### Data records
********

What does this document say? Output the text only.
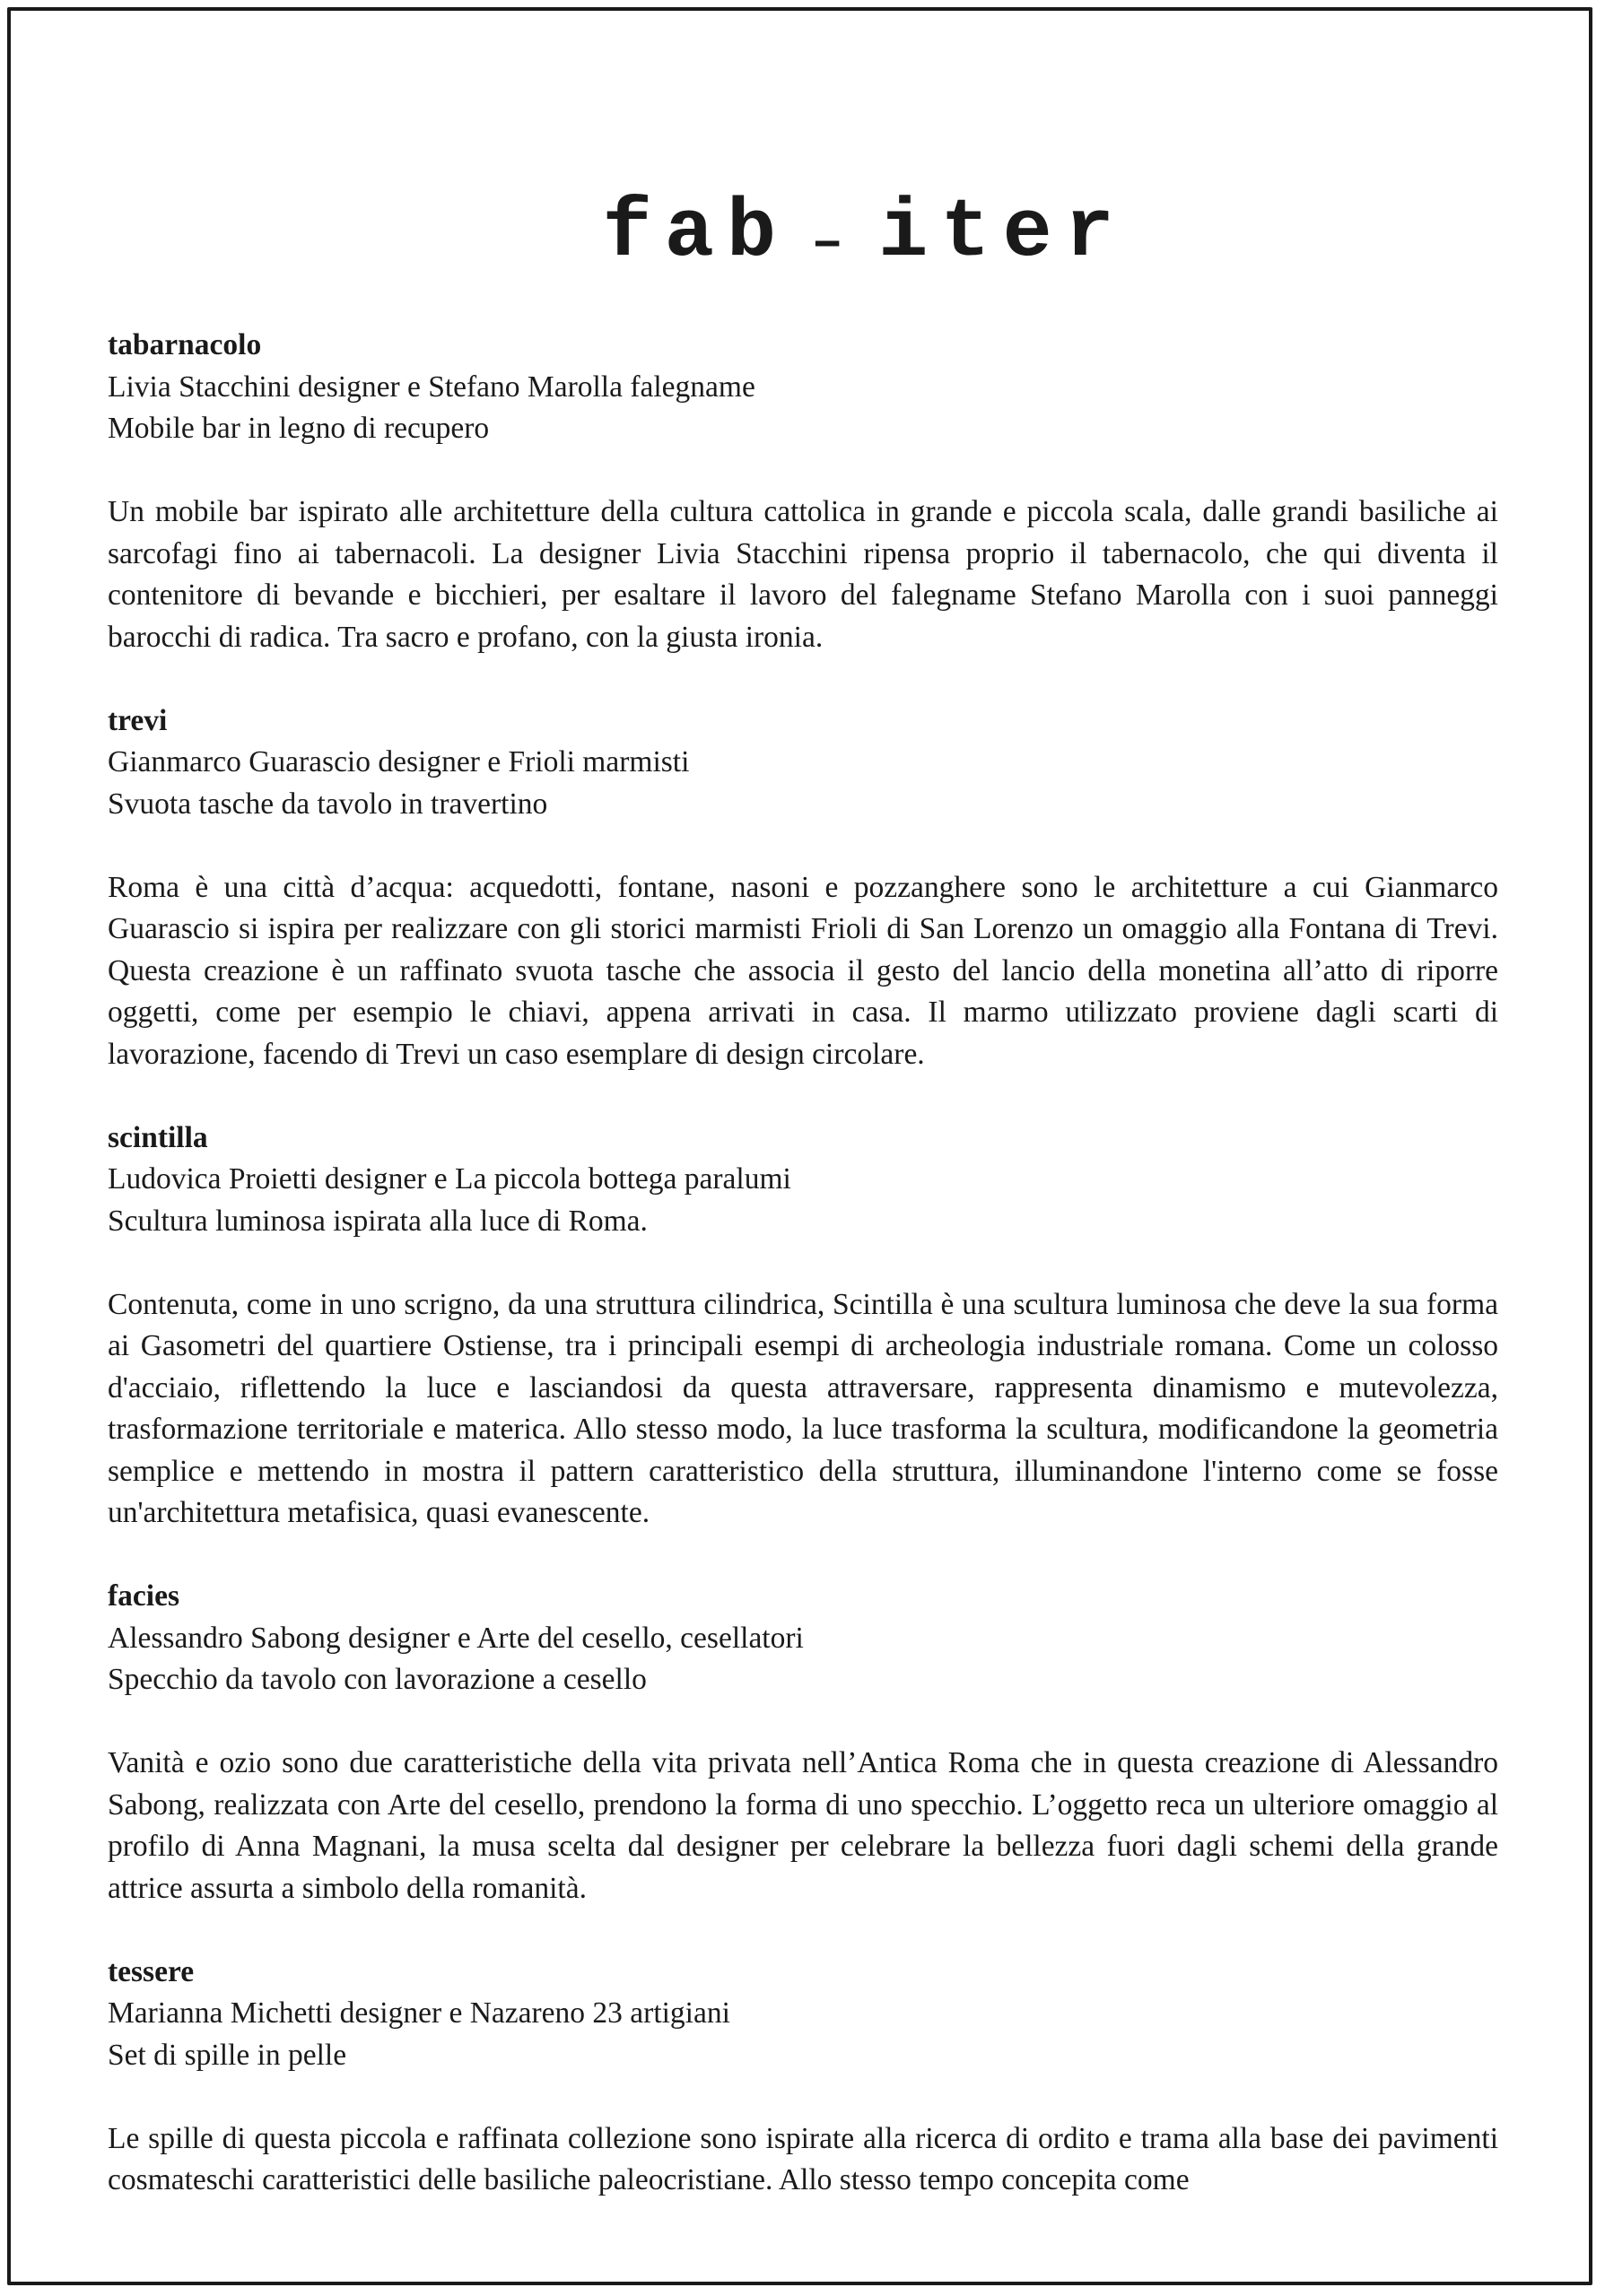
fab – iter

tabarnacolo
Livia Stacchini designer e Stefano Marolla falegname
Mobile bar in legno di recupero

Un mobile bar ispirato alle architetture della cultura cattolica in grande e piccola scala, dalle grandi basiliche ai sarcofagi fino ai tabernacoli. La designer Livia Stacchini ripensa proprio il tabernacolo, che qui diventa il contenitore di bevande e bicchieri, per esaltare il lavoro del falegname Stefano Marolla con i suoi panneggi barocchi di radica. Tra sacro e profano, con la giusta ironia.

trevi
Gianmarco Guarascio designer e Frioli marmisti
Svuota tasche da tavolo in travertino

Roma è una città d’acqua: acquedotti, fontane, nasoni e pozzanghere sono le architetture a cui Gianmarco Guarascio si ispira per realizzare con gli storici marmisti Frioli di San Lorenzo un omaggio alla Fontana di Trevi. Questa creazione è un raffinato svuota tasche che associa il gesto del lancio della monetina all’atto di riporre oggetti, come per esempio le chiavi, appena arrivati in casa. Il marmo utilizzato proviene dagli scarti di lavorazione, facendo di Trevi un caso esemplare di design circolare.

scintilla
Ludovica Proietti designer e La piccola bottega paralumi
Scultura luminosa ispirata alla luce di Roma.

Contenuta, come in uno scrigno, da una struttura cilindrica, Scintilla è una scultura luminosa che deve la sua forma ai Gasometri del quartiere Ostiense, tra i principali esempi di archeologia industriale romana. Come un colosso d'acciaio, riflettendo la luce e lasciandosi da questa attraversare, rappresenta dinamismo e mutevolezza, trasformazione territoriale e materica. Allo stesso modo, la luce trasforma la scultura, modificandone la geometria semplice e mettendo in mostra il pattern caratteristico della struttura, illuminandone l'interno come se fosse un'architettura metafisica, quasi evanescente.

facies
Alessandro Sabong designer e Arte del cesello, cesellatori
Specchio da tavolo con lavorazione a cesello

Vanità e ozio sono due caratteristiche della vita privata nell’Antica Roma che in questa creazione di Alessandro Sabong, realizzata con Arte del cesello, prendono la forma di uno specchio. L’oggetto reca un ulteriore omaggio al profilo di Anna Magnani, la musa scelta dal designer per celebrare la bellezza fuori dagli schemi della grande attrice assurta a simbolo della romanità.

tessere
Marianna Michetti designer e Nazareno 23 artigiani
Set di spille in pelle

Le spille di questa piccola e raffinata collezione sono ispirate alla ricerca di ordito e trama alla base dei pavimenti cosmateschi caratteristici delle basiliche paleocristiane. Allo stesso tempo concepita come
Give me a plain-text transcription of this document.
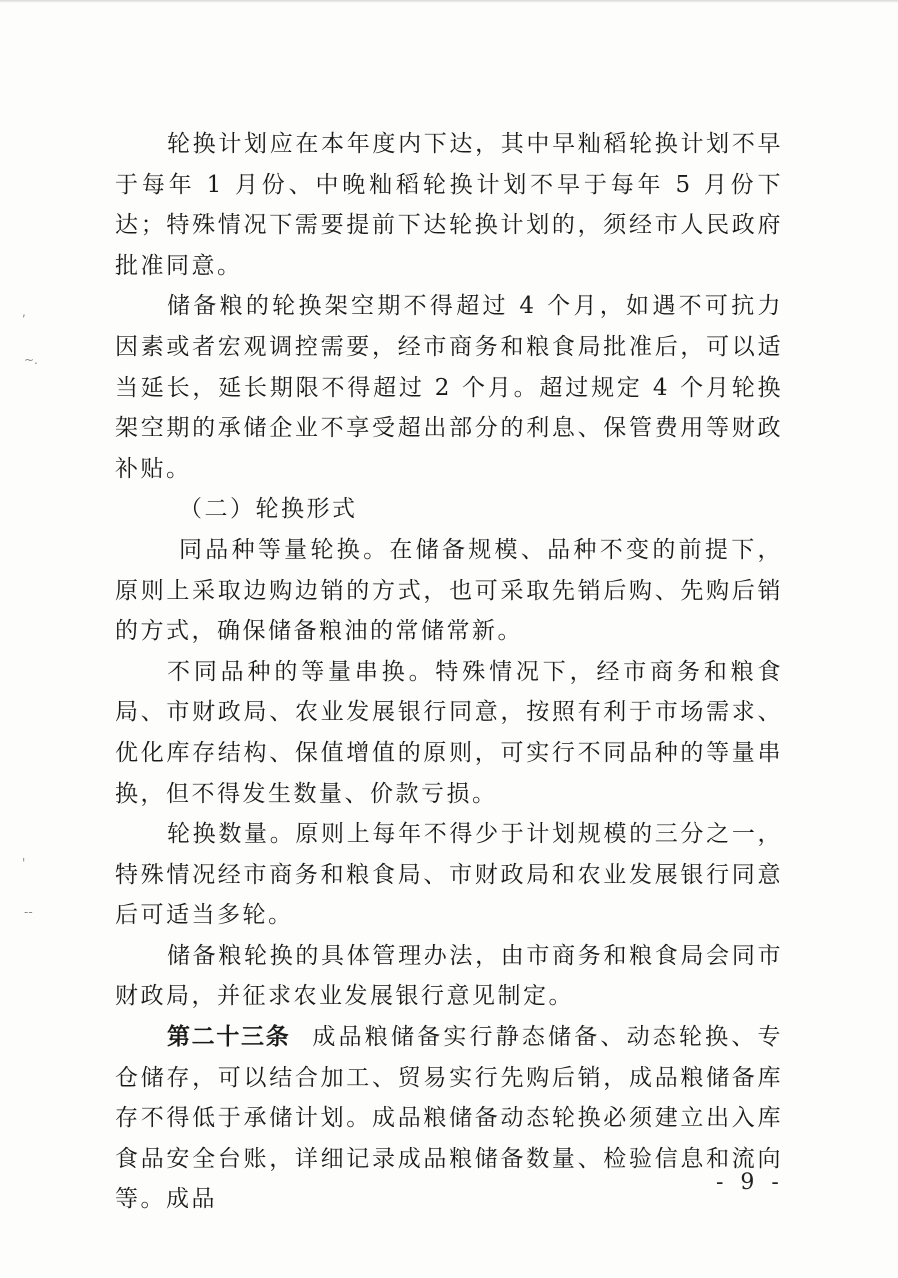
,
~.
'
--

轮换计划应在本年度内下达，其中早籼稻轮换计划不早于每年 1 月份、中晚籼稻轮换计划不早于每年 5 月份下达；特殊情况下需要提前下达轮换计划的，须经市人民政府批准同意。

储备粮的轮换架空期不得超过 4 个月，如遇不可抗力因素或者宏观调控需要，经市商务和粮食局批准后，可以适当延长，延长期限不得超过 2 个月。超过规定 4 个月轮换架空期的承储企业不享受超出部分的利息、保管费用等财政补贴。

（二）轮换形式

同品种等量轮换。在储备规模、品种不变的前提下，原则上采取边购边销的方式，也可采取先销后购、先购后销的方式，确保储备粮油的常储常新。

不同品种的等量串换。特殊情况下，经市商务和粮食局、市财政局、农业发展银行同意，按照有利于市场需求、优化库存结构、保值增值的原则，可实行不同品种的等量串换，但不得发生数量、价款亏损。

轮换数量。原则上每年不得少于计划规模的三分之一，特殊情况经市商务和粮食局、市财政局和农业发展银行同意后可适当多轮。

储备粮轮换的具体管理办法，由市商务和粮食局会同市财政局，并征求农业发展银行意见制定。

第二十三条 成品粮储备实行静态储备、动态轮换、专仓储存，可以结合加工、贸易实行先购后销，成品粮储备库存不得低于承储计划。成品粮储备动态轮换必须建立出入库食品安全台账，详细记录成品粮储备数量、检验信息和流向等。成品

- 9 -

********

### WHAT TO PRODUCE
Transcribe exactly the portion of the material above that runs from the line containing "Give me a plain-text" through its last line, omitting all pictures.

### SOLUTION FOR THIS PROBLEM
Give me a plain-text transcription of this document.
,
~.
'
--

轮换计划应在本年度内下达，其中早籼稻轮换计划不早于每年 1 月份、中晚籼稻轮换计划不早于每年 5 月份下达；特殊情况下需要提前下达轮换计划的，须经市人民政府批准同意。

储备粮的轮换架空期不得超过 4 个月，如遇不可抗力因素或者宏观调控需要，经市商务和粮食局批准后，可以适当延长，延长期限不得超过 2 个月。超过规定 4 个月轮换架空期的承储企业不享受超出部分的利息、保管费用等财政补贴。

（二）轮换形式

同品种等量轮换。在储备规模、品种不变的前提下，原则上采取边购边销的方式，也可采取先销后购、先购后销的方式，确保储备粮油的常储常新。

不同品种的等量串换。特殊情况下，经市商务和粮食局、市财政局、农业发展银行同意，按照有利于市场需求、优化库存结构、保值增值的原则，可实行不同品种的等量串换，但不得发生数量、价款亏损。

轮换数量。原则上每年不得少于计划规模的三分之一，特殊情况经市商务和粮食局、市财政局和农业发展银行同意后可适当多轮。

储备粮轮换的具体管理办法，由市商务和粮食局会同市财政局，并征求农业发展银行意见制定。

第二十三条 成品粮储备实行静态储备、动态轮换、专仓储存，可以结合加工、贸易实行先购后销，成品粮储备库存不得低于承储计划。成品粮储备动态轮换必须建立出入库食品安全台账，详细记录成品粮储备数量、检验信息和流向等。成品

- 9 -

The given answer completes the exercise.